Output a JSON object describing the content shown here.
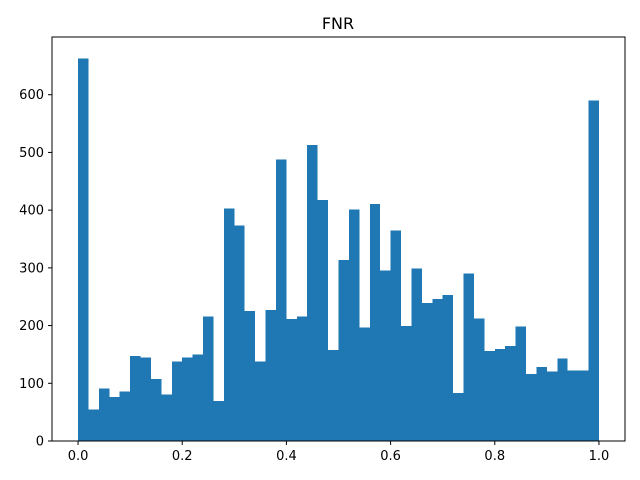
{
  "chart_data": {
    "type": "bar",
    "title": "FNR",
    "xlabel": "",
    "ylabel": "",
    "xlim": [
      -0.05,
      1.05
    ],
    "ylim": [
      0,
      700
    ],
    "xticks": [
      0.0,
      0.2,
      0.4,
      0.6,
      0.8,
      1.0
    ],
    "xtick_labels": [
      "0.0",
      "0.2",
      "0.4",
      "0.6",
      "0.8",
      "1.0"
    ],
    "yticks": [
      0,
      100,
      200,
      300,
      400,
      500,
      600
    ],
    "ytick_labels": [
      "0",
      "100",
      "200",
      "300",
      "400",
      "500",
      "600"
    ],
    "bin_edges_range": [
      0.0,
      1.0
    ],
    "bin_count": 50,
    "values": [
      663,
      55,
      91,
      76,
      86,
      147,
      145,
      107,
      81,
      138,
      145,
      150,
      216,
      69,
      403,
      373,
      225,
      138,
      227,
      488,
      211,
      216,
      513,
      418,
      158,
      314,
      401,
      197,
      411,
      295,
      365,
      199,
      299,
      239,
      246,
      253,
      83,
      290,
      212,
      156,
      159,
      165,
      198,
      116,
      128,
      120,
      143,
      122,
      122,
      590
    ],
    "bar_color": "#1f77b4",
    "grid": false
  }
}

* * *

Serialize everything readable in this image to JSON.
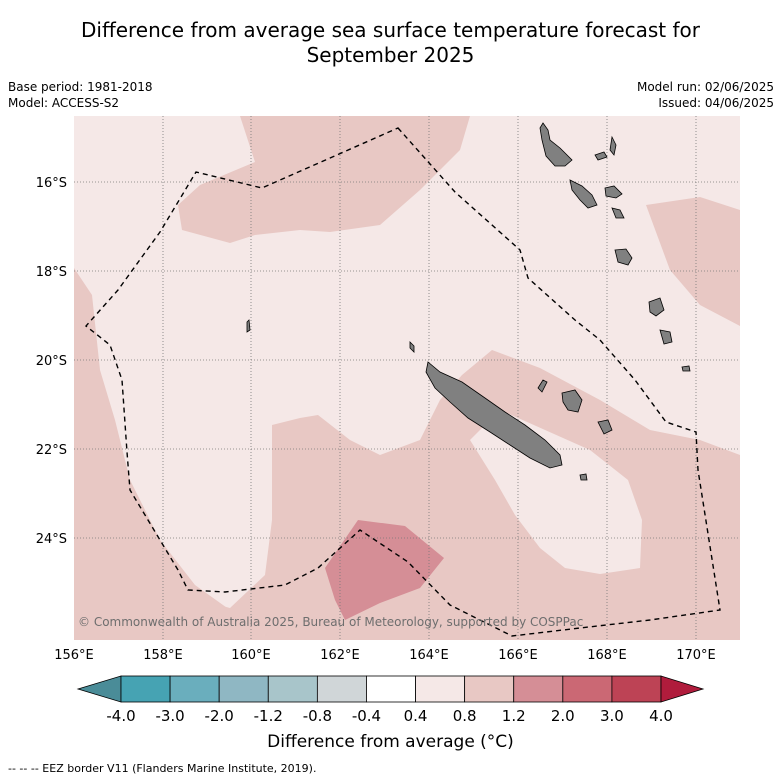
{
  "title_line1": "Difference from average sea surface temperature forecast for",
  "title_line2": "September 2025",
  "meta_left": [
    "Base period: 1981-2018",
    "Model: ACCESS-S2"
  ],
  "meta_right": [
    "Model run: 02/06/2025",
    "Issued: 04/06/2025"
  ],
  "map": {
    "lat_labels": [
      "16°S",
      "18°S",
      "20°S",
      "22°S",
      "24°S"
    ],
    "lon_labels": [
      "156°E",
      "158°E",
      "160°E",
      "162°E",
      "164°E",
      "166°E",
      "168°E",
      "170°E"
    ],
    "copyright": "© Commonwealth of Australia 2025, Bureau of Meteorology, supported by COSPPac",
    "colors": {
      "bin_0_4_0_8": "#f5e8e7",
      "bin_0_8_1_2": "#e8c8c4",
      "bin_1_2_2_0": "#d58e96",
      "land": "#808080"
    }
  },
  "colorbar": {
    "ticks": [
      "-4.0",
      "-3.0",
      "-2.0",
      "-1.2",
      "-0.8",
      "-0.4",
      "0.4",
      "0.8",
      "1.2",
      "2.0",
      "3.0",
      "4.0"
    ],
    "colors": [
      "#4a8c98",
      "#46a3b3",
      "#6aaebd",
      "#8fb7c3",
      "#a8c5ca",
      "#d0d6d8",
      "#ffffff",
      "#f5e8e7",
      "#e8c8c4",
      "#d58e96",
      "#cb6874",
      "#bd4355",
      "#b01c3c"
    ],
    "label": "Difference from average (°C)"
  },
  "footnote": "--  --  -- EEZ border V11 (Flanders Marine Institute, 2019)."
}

==

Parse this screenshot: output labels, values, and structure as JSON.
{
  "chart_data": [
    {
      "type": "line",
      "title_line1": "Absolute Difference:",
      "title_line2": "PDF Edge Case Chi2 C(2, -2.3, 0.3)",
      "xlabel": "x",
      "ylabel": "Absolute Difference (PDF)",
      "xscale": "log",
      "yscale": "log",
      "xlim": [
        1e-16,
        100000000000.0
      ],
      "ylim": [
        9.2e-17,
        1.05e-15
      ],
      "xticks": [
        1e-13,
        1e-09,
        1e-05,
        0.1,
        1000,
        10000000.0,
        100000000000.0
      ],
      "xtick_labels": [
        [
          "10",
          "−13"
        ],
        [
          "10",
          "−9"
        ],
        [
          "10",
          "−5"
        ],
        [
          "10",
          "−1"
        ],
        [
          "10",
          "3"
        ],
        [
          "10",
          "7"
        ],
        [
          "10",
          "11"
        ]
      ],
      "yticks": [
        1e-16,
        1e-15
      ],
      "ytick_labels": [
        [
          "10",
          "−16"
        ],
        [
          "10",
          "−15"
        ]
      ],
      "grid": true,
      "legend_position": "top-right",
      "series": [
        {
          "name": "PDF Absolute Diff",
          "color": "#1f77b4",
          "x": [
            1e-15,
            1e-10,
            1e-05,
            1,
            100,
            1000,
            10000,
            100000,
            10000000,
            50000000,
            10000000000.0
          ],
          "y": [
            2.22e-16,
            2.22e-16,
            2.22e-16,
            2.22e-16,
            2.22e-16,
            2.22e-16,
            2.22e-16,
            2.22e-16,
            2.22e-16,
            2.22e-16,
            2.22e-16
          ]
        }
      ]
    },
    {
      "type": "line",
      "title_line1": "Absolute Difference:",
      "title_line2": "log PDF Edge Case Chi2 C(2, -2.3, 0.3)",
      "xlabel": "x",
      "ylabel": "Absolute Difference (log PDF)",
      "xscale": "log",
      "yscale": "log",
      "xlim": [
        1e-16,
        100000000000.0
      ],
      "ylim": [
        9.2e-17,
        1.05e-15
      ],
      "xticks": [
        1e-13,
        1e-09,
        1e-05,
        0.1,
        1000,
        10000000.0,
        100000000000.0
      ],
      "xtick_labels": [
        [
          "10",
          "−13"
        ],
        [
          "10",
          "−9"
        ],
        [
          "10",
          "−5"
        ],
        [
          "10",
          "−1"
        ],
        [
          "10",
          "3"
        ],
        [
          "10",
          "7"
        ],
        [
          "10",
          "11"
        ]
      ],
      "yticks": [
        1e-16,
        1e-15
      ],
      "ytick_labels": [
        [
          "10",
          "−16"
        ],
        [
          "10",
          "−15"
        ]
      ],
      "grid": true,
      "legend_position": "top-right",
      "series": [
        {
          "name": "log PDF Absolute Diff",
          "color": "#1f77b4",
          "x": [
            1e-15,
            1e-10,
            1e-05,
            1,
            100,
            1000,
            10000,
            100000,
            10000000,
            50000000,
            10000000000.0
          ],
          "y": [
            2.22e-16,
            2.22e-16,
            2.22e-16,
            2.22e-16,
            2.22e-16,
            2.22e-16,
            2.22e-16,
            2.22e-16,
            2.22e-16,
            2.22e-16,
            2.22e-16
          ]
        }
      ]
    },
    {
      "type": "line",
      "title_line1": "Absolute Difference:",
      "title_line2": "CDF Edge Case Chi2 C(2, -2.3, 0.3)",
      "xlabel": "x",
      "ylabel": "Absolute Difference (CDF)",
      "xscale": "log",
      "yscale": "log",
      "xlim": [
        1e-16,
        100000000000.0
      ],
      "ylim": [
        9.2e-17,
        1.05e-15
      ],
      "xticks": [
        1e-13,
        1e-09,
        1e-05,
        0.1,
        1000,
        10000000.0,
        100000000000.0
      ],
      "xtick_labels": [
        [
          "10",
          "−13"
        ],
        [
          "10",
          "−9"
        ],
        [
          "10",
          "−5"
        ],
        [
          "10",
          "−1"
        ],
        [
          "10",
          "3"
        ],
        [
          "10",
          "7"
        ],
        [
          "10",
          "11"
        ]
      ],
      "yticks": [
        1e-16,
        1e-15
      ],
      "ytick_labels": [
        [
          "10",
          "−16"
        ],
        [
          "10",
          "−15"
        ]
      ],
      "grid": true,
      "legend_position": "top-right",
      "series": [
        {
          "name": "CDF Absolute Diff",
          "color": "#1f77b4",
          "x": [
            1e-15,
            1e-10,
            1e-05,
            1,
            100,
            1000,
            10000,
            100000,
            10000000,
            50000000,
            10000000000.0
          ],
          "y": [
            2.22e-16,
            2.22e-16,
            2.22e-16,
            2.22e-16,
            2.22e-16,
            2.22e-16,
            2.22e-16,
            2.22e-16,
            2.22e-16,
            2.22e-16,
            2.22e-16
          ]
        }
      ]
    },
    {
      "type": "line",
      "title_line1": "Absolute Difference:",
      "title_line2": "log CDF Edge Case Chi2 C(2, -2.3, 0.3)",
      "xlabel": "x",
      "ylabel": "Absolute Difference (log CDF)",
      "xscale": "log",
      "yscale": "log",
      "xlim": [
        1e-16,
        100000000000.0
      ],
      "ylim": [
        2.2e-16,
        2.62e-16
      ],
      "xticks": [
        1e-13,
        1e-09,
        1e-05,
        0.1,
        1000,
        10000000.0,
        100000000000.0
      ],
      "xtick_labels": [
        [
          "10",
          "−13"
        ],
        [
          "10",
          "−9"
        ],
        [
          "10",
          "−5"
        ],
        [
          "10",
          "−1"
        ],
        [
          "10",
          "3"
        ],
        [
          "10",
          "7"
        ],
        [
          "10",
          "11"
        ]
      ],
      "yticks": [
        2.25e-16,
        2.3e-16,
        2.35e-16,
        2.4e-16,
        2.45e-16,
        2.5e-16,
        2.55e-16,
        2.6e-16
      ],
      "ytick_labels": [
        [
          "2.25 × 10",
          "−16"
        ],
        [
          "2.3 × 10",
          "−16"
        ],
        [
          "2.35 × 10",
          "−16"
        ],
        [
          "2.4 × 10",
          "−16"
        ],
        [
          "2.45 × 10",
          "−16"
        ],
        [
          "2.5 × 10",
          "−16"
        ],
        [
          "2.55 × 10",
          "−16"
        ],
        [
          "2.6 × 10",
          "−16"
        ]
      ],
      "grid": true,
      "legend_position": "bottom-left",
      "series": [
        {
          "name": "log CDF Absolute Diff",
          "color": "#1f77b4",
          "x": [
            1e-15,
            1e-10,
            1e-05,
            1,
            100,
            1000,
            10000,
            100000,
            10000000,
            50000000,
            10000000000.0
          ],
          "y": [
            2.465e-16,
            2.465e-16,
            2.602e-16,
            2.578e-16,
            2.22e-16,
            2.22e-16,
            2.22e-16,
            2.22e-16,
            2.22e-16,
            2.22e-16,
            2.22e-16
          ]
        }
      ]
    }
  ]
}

● SHORT TASK: Using the entries above, return each line that includes the word "values".

● THE RESPONSE:
    "values": [
Parse this screenshot: output labels, values, and structure as JSON.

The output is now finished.